▼▼▼

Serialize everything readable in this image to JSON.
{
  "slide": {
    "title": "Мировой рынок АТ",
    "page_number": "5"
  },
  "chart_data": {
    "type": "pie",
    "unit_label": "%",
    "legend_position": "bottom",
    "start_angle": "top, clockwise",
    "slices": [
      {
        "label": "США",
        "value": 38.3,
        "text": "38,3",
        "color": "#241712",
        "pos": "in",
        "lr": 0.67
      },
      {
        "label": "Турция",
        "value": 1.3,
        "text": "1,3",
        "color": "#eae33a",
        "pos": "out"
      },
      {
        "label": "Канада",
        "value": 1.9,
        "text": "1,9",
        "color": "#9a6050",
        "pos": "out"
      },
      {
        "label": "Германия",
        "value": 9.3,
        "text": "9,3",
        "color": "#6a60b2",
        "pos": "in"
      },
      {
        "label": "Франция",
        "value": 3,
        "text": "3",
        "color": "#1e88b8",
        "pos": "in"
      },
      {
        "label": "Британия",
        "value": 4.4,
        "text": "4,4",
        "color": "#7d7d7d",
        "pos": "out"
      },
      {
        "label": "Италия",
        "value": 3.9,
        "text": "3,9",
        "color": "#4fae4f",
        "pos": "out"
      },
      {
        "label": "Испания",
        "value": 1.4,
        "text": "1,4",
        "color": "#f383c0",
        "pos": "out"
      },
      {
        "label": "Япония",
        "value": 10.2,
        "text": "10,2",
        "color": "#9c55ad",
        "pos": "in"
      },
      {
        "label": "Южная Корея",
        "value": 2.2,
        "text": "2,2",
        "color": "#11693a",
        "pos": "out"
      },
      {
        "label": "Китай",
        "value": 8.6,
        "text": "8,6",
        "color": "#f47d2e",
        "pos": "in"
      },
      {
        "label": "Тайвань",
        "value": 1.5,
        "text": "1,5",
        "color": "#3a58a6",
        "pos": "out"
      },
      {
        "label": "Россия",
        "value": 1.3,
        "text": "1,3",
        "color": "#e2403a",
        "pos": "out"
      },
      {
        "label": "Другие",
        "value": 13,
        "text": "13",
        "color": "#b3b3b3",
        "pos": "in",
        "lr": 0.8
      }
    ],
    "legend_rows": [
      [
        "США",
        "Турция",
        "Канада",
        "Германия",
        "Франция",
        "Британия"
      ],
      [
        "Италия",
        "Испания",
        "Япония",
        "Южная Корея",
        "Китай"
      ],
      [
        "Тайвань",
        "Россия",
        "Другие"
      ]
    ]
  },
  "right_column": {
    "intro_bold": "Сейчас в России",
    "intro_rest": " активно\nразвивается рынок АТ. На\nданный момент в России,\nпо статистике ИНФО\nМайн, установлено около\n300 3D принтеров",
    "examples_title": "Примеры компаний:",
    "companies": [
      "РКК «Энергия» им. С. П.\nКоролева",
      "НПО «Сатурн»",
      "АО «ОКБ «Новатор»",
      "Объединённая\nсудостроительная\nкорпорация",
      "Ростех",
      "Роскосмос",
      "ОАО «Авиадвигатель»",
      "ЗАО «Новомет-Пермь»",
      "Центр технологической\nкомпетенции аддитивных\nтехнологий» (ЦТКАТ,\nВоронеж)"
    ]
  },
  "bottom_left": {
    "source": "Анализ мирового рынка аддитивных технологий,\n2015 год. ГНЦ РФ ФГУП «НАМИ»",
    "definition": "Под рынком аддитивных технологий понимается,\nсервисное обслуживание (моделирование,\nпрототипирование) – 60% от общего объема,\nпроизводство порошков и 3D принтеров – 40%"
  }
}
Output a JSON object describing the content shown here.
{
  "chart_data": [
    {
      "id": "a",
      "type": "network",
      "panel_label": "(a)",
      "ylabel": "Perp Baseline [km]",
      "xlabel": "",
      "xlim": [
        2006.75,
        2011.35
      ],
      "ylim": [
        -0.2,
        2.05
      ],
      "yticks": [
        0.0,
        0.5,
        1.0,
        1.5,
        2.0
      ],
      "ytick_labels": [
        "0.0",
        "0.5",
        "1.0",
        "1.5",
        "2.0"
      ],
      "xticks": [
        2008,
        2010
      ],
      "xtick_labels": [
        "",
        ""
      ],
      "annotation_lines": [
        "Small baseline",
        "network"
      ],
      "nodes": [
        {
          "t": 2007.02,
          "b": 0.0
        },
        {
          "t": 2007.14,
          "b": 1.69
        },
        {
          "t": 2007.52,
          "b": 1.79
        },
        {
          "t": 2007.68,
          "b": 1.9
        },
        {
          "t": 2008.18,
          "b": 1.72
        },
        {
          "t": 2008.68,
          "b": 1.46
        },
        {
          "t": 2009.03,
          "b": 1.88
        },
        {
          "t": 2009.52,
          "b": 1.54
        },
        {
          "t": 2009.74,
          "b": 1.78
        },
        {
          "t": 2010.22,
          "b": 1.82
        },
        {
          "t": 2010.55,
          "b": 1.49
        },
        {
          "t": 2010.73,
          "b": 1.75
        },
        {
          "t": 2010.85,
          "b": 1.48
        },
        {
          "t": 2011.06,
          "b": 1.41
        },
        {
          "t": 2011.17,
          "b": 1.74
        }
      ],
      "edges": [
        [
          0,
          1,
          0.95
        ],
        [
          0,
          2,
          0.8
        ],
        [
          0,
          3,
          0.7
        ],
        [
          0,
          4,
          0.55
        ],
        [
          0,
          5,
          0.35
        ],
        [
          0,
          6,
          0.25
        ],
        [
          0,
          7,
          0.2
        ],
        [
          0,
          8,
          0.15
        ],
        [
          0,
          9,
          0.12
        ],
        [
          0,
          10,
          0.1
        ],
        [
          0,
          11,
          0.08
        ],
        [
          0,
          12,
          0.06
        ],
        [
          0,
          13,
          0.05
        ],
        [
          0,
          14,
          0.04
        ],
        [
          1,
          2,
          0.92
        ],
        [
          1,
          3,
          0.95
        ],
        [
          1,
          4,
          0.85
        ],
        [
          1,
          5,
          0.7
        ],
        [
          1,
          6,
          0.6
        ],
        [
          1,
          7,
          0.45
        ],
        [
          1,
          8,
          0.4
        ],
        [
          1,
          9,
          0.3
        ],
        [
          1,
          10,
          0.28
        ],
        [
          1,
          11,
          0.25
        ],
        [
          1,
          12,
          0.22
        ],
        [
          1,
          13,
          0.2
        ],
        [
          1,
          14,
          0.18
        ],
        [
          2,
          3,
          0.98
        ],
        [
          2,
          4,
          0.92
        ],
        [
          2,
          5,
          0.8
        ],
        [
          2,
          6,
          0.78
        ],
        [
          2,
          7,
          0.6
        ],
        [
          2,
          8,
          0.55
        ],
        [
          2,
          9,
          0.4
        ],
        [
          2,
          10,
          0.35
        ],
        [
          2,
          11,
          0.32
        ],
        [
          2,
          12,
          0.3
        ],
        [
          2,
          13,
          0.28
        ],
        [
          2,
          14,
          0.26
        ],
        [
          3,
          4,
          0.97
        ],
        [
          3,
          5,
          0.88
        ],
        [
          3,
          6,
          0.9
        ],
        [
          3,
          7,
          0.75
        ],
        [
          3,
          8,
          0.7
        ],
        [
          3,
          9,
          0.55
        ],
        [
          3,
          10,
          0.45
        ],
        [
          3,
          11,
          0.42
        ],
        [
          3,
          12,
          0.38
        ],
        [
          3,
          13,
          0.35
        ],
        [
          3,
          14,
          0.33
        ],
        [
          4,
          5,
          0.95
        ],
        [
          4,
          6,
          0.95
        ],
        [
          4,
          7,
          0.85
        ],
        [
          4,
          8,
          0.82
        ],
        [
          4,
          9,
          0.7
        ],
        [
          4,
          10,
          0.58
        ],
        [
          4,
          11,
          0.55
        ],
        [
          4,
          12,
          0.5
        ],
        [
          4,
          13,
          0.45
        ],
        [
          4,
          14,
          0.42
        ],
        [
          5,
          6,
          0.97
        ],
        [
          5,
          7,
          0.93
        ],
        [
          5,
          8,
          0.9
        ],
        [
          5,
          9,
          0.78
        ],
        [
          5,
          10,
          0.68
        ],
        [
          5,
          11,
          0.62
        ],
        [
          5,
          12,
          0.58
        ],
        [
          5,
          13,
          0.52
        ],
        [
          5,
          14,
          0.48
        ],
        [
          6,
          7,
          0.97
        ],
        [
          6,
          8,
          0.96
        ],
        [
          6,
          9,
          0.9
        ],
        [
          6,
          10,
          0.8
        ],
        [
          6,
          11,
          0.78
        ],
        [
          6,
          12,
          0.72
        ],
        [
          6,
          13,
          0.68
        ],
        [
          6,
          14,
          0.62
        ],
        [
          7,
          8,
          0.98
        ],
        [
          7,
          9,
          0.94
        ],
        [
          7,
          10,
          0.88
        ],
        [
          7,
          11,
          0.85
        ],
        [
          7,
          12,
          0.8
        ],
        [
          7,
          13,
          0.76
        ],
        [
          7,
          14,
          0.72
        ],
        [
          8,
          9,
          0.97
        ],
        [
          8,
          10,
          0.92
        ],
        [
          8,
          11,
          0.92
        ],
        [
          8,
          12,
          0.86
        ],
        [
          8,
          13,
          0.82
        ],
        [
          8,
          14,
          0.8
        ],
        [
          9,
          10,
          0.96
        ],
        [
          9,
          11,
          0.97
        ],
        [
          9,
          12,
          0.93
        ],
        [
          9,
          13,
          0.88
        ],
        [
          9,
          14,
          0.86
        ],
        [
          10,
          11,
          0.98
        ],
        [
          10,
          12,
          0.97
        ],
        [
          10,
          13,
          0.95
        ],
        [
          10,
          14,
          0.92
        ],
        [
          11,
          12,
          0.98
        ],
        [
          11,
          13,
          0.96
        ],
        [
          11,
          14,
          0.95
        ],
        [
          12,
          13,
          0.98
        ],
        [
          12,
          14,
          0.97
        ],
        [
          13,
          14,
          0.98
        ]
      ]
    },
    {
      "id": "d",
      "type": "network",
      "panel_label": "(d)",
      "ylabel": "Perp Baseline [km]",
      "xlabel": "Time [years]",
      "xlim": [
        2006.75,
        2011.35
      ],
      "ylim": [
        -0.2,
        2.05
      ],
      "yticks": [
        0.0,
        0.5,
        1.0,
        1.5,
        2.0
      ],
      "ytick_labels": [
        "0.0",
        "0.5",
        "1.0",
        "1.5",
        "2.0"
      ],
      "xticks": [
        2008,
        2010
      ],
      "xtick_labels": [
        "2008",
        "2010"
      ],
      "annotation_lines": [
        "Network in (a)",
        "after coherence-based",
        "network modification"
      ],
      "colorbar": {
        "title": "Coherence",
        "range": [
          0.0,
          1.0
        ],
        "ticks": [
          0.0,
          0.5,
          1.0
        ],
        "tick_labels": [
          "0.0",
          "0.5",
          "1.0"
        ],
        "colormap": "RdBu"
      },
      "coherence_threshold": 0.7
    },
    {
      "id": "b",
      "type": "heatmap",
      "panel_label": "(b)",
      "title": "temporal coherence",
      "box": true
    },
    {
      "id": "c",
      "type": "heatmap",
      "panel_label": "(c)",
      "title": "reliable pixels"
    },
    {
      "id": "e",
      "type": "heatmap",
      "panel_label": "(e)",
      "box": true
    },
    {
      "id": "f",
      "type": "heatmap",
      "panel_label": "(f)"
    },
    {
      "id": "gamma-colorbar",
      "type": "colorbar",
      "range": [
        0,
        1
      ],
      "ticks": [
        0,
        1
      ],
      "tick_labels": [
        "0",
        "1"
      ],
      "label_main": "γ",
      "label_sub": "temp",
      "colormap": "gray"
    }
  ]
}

▲▲▲

**Exercise details:** Give only a number: how many lines of the data hold the string "принтеров"?

**Result for this exercise:** 2